### AIM OF THE TASK:
Omit all images. Transcribe the rest of the material below exactly.

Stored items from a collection
________
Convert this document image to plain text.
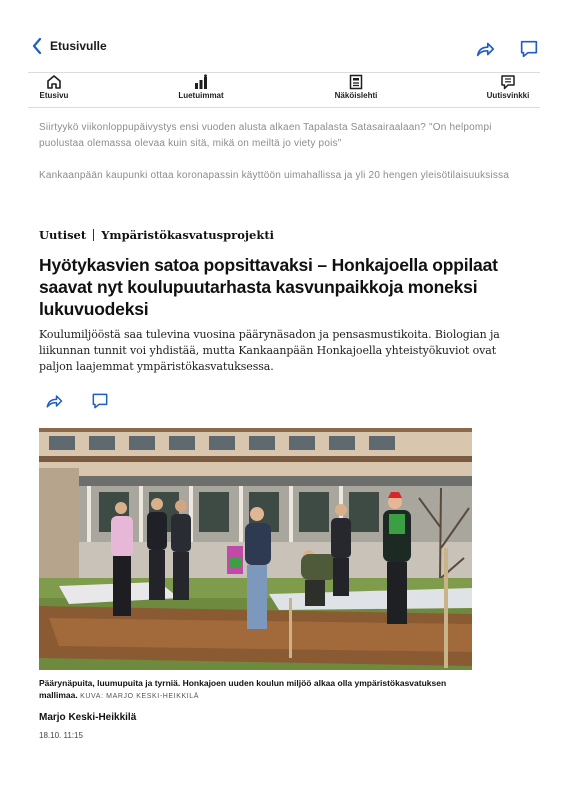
Etusivulle
Etusivu	Luetuimmat	Näköislehti	Uutisvinkki
Siirtyykö viikonloppupäivystys ensi vuoden alusta alkaen Tapalasta Satasairaalaan? "On helpompi puolustaa olemassa olevaa kuin sitä, mikä on meiltä jo viety pois"
Kankaanpään kaupunki ottaa koronapassin käyttöön uimahallissa ja yli 20 hengen yleisötilaisuuksissa
Uutiset Ympäristökasvatusprojekti
Hyötykasvien satoa popsittavaksi – Honkajoella oppilaat saavat nyt koulupuutarhasta kasvunpaikkoja moneksi lukuvuodeksi

Koulumiljööstä saa tulevina vuosina päärynäsadon ja pensasmustikoita. Biologian ja liikunnan tunnit voi yhdistää, mutta Kankaanpään Honkajoella yhteistyökuviot ovat paljon laajemmat ympäristökasvatuksessa.

Päärynäpuita, luumupuita ja tyrniä. Honkajoen uuden koulun miljöö alkaa olla ympäristökasvatuksen mallimaa. KUVA: MARJO KESKI-HEIKKILÄ
Marjo Keski-Heikkilä
18.10. 11:15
________
### TASK RESPONSE:
Convert this document image to plain text.
Etusivulle
Etusivu	Luetuimmat	Näköislehti	Uutisvinkki
Siirtyykö viikonloppupäivystys ensi vuoden alusta alkaen Tapalasta Satasairaalaan? "On helpompi puolustaa olemassa olevaa kuin sitä, mikä on meiltä jo viety pois"
Kankaanpään kaupunki ottaa koronapassin käyttöön uimahallissa ja yli 20 hengen yleisötilaisuuksissa
Uutiset Ympäristökasvatusprojekti
Hyötykasvien satoa popsittavaksi – Honkajoella oppilaat saavat nyt koulupuutarhasta kasvunpaikkoja moneksi lukuvuodeksi

Koulumiljööstä saa tulevina vuosina päärynäsadon ja pensasmustikoita. Biologian ja liikunnan tunnit voi yhdistää, mutta Kankaanpään Honkajoella yhteistyökuviot ovat paljon laajemmat ympäristökasvatuksessa.

Päärynäpuita, luumupuita ja tyrniä. Honkajoen uuden koulun miljöö alkaa olla ympäristökasvatuksen mallimaa. KUVA: MARJO KESKI-HEIKKILÄ
Marjo Keski-Heikkilä
18.10. 11:15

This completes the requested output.